** START Excerpted records **

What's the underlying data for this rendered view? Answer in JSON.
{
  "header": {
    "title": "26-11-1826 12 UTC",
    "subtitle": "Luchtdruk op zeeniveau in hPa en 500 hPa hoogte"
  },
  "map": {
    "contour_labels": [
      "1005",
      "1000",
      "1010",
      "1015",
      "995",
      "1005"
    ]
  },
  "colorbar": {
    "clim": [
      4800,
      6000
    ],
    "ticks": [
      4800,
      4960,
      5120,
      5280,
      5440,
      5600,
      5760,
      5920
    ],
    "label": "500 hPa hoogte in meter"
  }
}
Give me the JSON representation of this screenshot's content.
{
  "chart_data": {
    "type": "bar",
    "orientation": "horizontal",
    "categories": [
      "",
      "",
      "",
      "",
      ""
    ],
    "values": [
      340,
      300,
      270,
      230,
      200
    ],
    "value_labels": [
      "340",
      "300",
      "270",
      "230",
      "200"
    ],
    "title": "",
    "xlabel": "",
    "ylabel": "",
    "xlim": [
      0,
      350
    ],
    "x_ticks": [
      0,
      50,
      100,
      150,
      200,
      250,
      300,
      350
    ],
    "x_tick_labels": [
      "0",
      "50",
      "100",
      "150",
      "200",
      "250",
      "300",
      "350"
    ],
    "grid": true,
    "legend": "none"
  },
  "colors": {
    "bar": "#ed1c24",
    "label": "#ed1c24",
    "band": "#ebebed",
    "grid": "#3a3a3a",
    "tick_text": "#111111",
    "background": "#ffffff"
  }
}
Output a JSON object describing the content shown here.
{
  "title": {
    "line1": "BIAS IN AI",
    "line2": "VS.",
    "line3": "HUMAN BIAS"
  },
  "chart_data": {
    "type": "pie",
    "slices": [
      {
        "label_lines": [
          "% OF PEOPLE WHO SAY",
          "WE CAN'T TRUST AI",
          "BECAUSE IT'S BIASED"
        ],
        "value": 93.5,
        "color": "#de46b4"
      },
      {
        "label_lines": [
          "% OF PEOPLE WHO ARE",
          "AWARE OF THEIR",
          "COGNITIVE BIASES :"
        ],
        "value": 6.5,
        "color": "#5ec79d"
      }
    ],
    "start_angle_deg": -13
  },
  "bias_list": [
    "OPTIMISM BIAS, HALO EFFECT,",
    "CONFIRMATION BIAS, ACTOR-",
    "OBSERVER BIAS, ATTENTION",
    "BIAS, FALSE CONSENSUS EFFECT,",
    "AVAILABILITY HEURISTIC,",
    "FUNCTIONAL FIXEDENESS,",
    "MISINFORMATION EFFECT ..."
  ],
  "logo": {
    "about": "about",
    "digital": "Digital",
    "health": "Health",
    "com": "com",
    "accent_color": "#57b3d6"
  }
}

** END Excerpted records **

= Problem description =
Reproduce the records word for word.

= Solution to the exercise =
What's the underlying data for this rendered view? Answer in JSON.
{
  "header": {
    "title": "26-11-1826 12 UTC",
    "subtitle": "Luchtdruk op zeeniveau in hPa en 500 hPa hoogte"
  },
  "map": {
    "contour_labels": [
      "1005",
      "1000",
      "1010",
      "1015",
      "995",
      "1005"
    ]
  },
  "colorbar": {
    "clim": [
      4800,
      6000
    ],
    "ticks": [
      4800,
      4960,
      5120,
      5280,
      5440,
      5600,
      5760,
      5920
    ],
    "label": "500 hPa hoogte in meter"
  }
}
Give me the JSON representation of this screenshot's content.
{
  "chart_data": {
    "type": "bar",
    "orientation": "horizontal",
    "categories": [
      "",
      "",
      "",
      "",
      ""
    ],
    "values": [
      340,
      300,
      270,
      230,
      200
    ],
    "value_labels": [
      "340",
      "300",
      "270",
      "230",
      "200"
    ],
    "title": "",
    "xlabel": "",
    "ylabel": "",
    "xlim": [
      0,
      350
    ],
    "x_ticks": [
      0,
      50,
      100,
      150,
      200,
      250,
      300,
      350
    ],
    "x_tick_labels": [
      "0",
      "50",
      "100",
      "150",
      "200",
      "250",
      "300",
      "350"
    ],
    "grid": true,
    "legend": "none"
  },
  "colors": {
    "bar": "#ed1c24",
    "label": "#ed1c24",
    "band": "#ebebed",
    "grid": "#3a3a3a",
    "tick_text": "#111111",
    "background": "#ffffff"
  }
}
Output a JSON object describing the content shown here.
{
  "title": {
    "line1": "BIAS IN AI",
    "line2": "VS.",
    "line3": "HUMAN BIAS"
  },
  "chart_data": {
    "type": "pie",
    "slices": [
      {
        "label_lines": [
          "% OF PEOPLE WHO SAY",
          "WE CAN'T TRUST AI",
          "BECAUSE IT'S BIASED"
        ],
        "value": 93.5,
        "color": "#de46b4"
      },
      {
        "label_lines": [
          "% OF PEOPLE WHO ARE",
          "AWARE OF THEIR",
          "COGNITIVE BIASES :"
        ],
        "value": 6.5,
        "color": "#5ec79d"
      }
    ],
    "start_angle_deg": -13
  },
  "bias_list": [
    "OPTIMISM BIAS, HALO EFFECT,",
    "CONFIRMATION BIAS, ACTOR-",
    "OBSERVER BIAS, ATTENTION",
    "BIAS, FALSE CONSENSUS EFFECT,",
    "AVAILABILITY HEURISTIC,",
    "FUNCTIONAL FIXEDENESS,",
    "MISINFORMATION EFFECT ..."
  ],
  "logo": {
    "about": "about",
    "digital": "Digital",
    "health": "Health",
    "com": "com",
    "accent_color": "#57b3d6"
  }
}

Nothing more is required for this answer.